Problem to solve → Can you output the records below exactly as they are written?

Data records →
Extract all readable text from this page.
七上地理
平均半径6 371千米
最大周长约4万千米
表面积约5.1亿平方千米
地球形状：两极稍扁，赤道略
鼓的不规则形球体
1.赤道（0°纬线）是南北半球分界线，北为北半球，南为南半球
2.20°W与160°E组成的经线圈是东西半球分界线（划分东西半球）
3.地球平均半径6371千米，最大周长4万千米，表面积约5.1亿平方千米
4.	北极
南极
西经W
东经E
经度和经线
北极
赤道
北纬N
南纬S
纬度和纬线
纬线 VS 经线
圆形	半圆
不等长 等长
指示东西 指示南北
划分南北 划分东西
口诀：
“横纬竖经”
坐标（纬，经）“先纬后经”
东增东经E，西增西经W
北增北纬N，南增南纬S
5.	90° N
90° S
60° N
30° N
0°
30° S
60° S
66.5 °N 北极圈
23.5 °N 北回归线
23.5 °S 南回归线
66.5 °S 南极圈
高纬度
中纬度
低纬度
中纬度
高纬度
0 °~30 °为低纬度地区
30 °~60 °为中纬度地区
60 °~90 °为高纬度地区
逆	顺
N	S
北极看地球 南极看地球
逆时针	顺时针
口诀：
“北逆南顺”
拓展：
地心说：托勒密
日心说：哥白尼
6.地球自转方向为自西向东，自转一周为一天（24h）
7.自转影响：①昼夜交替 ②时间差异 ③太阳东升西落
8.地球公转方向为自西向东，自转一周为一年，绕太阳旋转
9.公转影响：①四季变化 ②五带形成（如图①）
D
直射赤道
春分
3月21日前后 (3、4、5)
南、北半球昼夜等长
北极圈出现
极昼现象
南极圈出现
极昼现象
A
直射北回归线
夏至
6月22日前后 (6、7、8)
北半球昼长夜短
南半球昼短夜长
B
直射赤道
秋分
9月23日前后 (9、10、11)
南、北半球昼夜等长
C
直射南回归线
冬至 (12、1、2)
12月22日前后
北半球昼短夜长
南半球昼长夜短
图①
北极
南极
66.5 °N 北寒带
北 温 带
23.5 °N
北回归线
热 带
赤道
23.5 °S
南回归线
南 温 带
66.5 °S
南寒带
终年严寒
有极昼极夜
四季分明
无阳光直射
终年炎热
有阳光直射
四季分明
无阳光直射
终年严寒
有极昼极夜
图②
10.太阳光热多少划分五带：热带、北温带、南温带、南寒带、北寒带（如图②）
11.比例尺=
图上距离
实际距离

Written answer →
Extract all readable text from this page.
七上地理
平均半径6 371千米
最大周长约4万千米
表面积约5.1亿平方千米
地球形状：两极稍扁，赤道略
鼓的不规则形球体
1.赤道（0°纬线）是南北半球分界线，北为北半球，南为南半球
2.20°W与160°E组成的经线圈是东西半球分界线（划分东西半球）
3.地球平均半径6371千米，最大周长4万千米，表面积约5.1亿平方千米
4.	北极
南极
西经W
东经E
经度和经线
北极
赤道
北纬N
南纬S
纬度和纬线
纬线 VS 经线
圆形	半圆
不等长 等长
指示东西 指示南北
划分南北 划分东西
口诀：
“横纬竖经”
坐标（纬，经）“先纬后经”
东增东经E，西增西经W
北增北纬N，南增南纬S
5.	90° N
90° S
60° N
30° N
0°
30° S
60° S
66.5 °N 北极圈
23.5 °N 北回归线
23.5 °S 南回归线
66.5 °S 南极圈
高纬度
中纬度
低纬度
中纬度
高纬度
0 °~30 °为低纬度地区
30 °~60 °为中纬度地区
60 °~90 °为高纬度地区
逆	顺
N	S
北极看地球 南极看地球
逆时针	顺时针
口诀：
“北逆南顺”
拓展：
地心说：托勒密
日心说：哥白尼
6.地球自转方向为自西向东，自转一周为一天（24h）
7.自转影响：①昼夜交替 ②时间差异 ③太阳东升西落
8.地球公转方向为自西向东，自转一周为一年，绕太阳旋转
9.公转影响：①四季变化 ②五带形成（如图①）
D
直射赤道
春分
3月21日前后 (3、4、5)
南、北半球昼夜等长
北极圈出现
极昼现象
南极圈出现
极昼现象
A
直射北回归线
夏至
6月22日前后 (6、7、8)
北半球昼长夜短
南半球昼短夜长
B
直射赤道
秋分
9月23日前后 (9、10、11)
南、北半球昼夜等长
C
直射南回归线
冬至 (12、1、2)
12月22日前后
北半球昼短夜长
南半球昼长夜短
图①
北极
南极
66.5 °N 北寒带
北 温 带
23.5 °N
北回归线
热 带
赤道
23.5 °S
南回归线
南 温 带
66.5 °S
南寒带
终年严寒
有极昼极夜
四季分明
无阳光直射
终年炎热
有阳光直射
四季分明
无阳光直射
终年严寒
有极昼极夜
图②
10.太阳光热多少划分五带：热带、北温带、南温带、南寒带、北寒带（如图②）
11.比例尺=
图上距离
实际距离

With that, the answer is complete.